** Brief **
What follows is a set of entries. Repeat them exactly, but not their pictures.

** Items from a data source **

------------------------------------

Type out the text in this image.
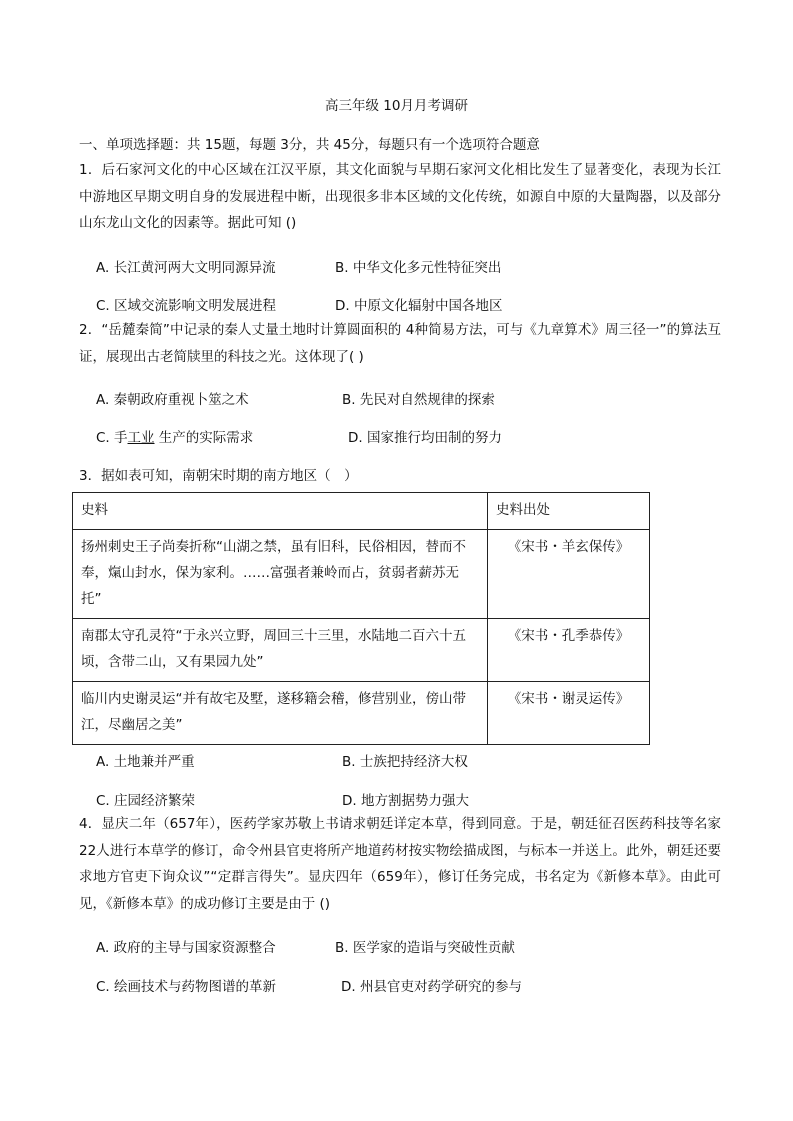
高三年级 10月月考调研
一、单项选择题：共 15题，每题 3分，共 45分，每题只有一个选项符合题意
1．后石家河文化的中心区域在江汉平原，其文化面貌与早期石家河文化相比发生了显著变化，表现为长江中游地区早期文明自身的发展进程中断，出现很多非本区域的文化传统，如源自中原的大量陶器，以及部分山东龙山文化的因素等。据此可知 ()
A. 长江黄河两大文明同源异流	B. 中华文化多元性特征突出
C. 区域交流影响文明发展进程	D. 中原文化辐射中国各地区
2．“岳麓秦简”中记录的秦人丈量土地时计算圆面积的 4种简易方法，可与《九章算术》周三径一”的算法互证，展现出古老简牍里的科技之光。这体现了( )
A. 秦朝政府重视卜筮之术	B. 先民对自然规律的探索
C. 手工业 生产的实际需求	D. 国家推行均田制的努力
3．据如表可知，南朝宋时期的南方地区（　）
史料	史料出处
扬州刺史王子尚奏折称“山湖之禁，虽有旧科，民俗相因，替而不奉，熂山封水，保为家利。……富强者兼岭而占，贫弱者薪苏无托”	《宋书・羊玄保传》
南郡太守孔灵符“于永兴立野，周回三十三里，水陆地二百六十五顷，含带二山，又有果园九处”	《宋书・孔季恭传》
临川内史谢灵运“并有故宅及墅，遂移籍会稽，修营别业，傍山带江，尽幽居之美”	《宋书・谢灵运传》
A. 土地兼并严重	B. 士族把持经济大权
C. 庄园经济繁荣	D. 地方割据势力强大
4．显庆二年（657年），医药学家苏敬上书请求朝廷详定本草，得到同意。于是，朝廷征召医药科技等名家 22人进行本草学的修订，命令州县官吏将所产地道药材按实物绘描成图，与标本一并送上。此外，朝廷还要求地方官吏下询众议”“定群言得失”。显庆四年（659年），修订任务完成，书名定为《新修本草》。由此可见，《新修本草》的成功修订主要是由于 ()
A. 政府的主导与国家资源整合	B. 医学家的造诣与突破性贡献
C. 绘画技术与药物图谱的革新	D. 州县官吏对药学研究的参与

------------------------------------

** Problem solution **
Type out the text in this image.
高三年级 10月月考调研
一、单项选择题：共 15题，每题 3分，共 45分，每题只有一个选项符合题意
1．后石家河文化的中心区域在江汉平原，其文化面貌与早期石家河文化相比发生了显著变化，表现为长江中游地区早期文明自身的发展进程中断，出现很多非本区域的文化传统，如源自中原的大量陶器，以及部分山东龙山文化的因素等。据此可知 ()
A. 长江黄河两大文明同源异流	B. 中华文化多元性特征突出
C. 区域交流影响文明发展进程	D. 中原文化辐射中国各地区
2．“岳麓秦简”中记录的秦人丈量土地时计算圆面积的 4种简易方法，可与《九章算术》周三径一”的算法互证，展现出古老简牍里的科技之光。这体现了( )
A. 秦朝政府重视卜筮之术	B. 先民对自然规律的探索
C. 手工业 生产的实际需求	D. 国家推行均田制的努力
3．据如表可知，南朝宋时期的南方地区（　）
史料	史料出处
扬州刺史王子尚奏折称“山湖之禁，虽有旧科，民俗相因，替而不奉，熂山封水，保为家利。……富强者兼岭而占，贫弱者薪苏无托”	《宋书・羊玄保传》
南郡太守孔灵符“于永兴立野，周回三十三里，水陆地二百六十五顷，含带二山，又有果园九处”	《宋书・孔季恭传》
临川内史谢灵运“并有故宅及墅，遂移籍会稽，修营别业，傍山带江，尽幽居之美”	《宋书・谢灵运传》
A. 土地兼并严重	B. 士族把持经济大权
C. 庄园经济繁荣	D. 地方割据势力强大
4．显庆二年（657年），医药学家苏敬上书请求朝廷详定本草，得到同意。于是，朝廷征召医药科技等名家 22人进行本草学的修订，命令州县官吏将所产地道药材按实物绘描成图，与标本一并送上。此外，朝廷还要求地方官吏下询众议”“定群言得失”。显庆四年（659年），修订任务完成，书名定为《新修本草》。由此可见，《新修本草》的成功修订主要是由于 ()
A. 政府的主导与国家资源整合	B. 医学家的造诣与突破性贡献
C. 绘画技术与药物图谱的革新	D. 州县官吏对药学研究的参与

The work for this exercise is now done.